Start Extracted records

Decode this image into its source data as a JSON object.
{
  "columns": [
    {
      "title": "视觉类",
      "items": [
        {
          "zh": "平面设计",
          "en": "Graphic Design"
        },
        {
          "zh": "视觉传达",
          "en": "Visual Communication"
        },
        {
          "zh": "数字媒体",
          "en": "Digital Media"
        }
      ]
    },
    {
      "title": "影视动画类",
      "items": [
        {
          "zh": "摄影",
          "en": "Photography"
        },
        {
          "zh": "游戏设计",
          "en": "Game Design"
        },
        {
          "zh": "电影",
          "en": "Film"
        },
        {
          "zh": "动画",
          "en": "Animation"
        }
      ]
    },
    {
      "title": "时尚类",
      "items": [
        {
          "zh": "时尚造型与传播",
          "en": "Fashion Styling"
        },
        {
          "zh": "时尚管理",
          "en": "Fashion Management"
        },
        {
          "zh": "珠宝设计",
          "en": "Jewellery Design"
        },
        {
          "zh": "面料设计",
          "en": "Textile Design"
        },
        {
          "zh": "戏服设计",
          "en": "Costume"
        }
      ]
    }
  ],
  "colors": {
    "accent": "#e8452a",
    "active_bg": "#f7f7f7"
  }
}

End Extracted records

## Description of the task
Please return the data above exactly as given.

## Response for this exercise
Decode this image into its source data as a JSON object.
{
  "columns": [
    {
      "title": "视觉类",
      "items": [
        {
          "zh": "平面设计",
          "en": "Graphic Design"
        },
        {
          "zh": "视觉传达",
          "en": "Visual Communication"
        },
        {
          "zh": "数字媒体",
          "en": "Digital Media"
        }
      ]
    },
    {
      "title": "影视动画类",
      "items": [
        {
          "zh": "摄影",
          "en": "Photography"
        },
        {
          "zh": "游戏设计",
          "en": "Game Design"
        },
        {
          "zh": "电影",
          "en": "Film"
        },
        {
          "zh": "动画",
          "en": "Animation"
        }
      ]
    },
    {
      "title": "时尚类",
      "items": [
        {
          "zh": "时尚造型与传播",
          "en": "Fashion Styling"
        },
        {
          "zh": "时尚管理",
          "en": "Fashion Management"
        },
        {
          "zh": "珠宝设计",
          "en": "Jewellery Design"
        },
        {
          "zh": "面料设计",
          "en": "Textile Design"
        },
        {
          "zh": "戏服设计",
          "en": "Costume"
        }
      ]
    }
  ],
  "colors": {
    "accent": "#e8452a",
    "active_bg": "#f7f7f7"
  }
}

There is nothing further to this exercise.